#### GIVEN REQUEST
Quote the whole listing word for word. Do not include the pictures.

Extracted data entries:
···
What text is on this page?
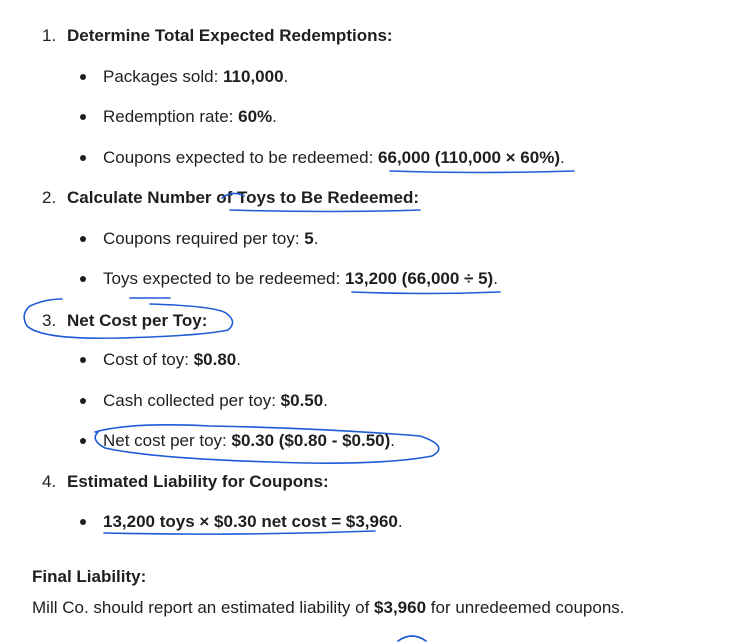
1. Determine Total Expected Redemptions:
Packages sold: 110,000.
Redemption rate: 60%.
Coupons expected to be redeemed: 66,000 (110,000 × 60%).
2. Calculate Number of Toys to Be Redeemed:
Coupons required per toy: 5.
Toys expected to be redeemed: 13,200 (66,000 ÷ 5).
3. Net Cost per Toy:
Cost of toy: $0.80.
Cash collected per toy: $0.50.
Net cost per toy: $0.30 ($0.80 - $0.50).
4. Estimated Liability for Coupons:
13,200 toys × $0.30 net cost = $3,960.
Final Liability:
Mill Co. should report an estimated liability of $3,960 for unredeemed coupons.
···
#### TASK RESULT
What text is on this page?
1. Determine Total Expected Redemptions:
Packages sold: 110,000.
Redemption rate: 60%.
Coupons expected to be redeemed: 66,000 (110,000 × 60%).
2. Calculate Number of Toys to Be Redeemed:
Coupons required per toy: 5.
Toys expected to be redeemed: 13,200 (66,000 ÷ 5).
3. Net Cost per Toy:
Cost of toy: $0.80.
Cash collected per toy: $0.50.
Net cost per toy: $0.30 ($0.80 - $0.50).
4. Estimated Liability for Coupons:
13,200 toys × $0.30 net cost = $3,960.
Final Liability:
Mill Co. should report an estimated liability of $3,960 for unredeemed coupons.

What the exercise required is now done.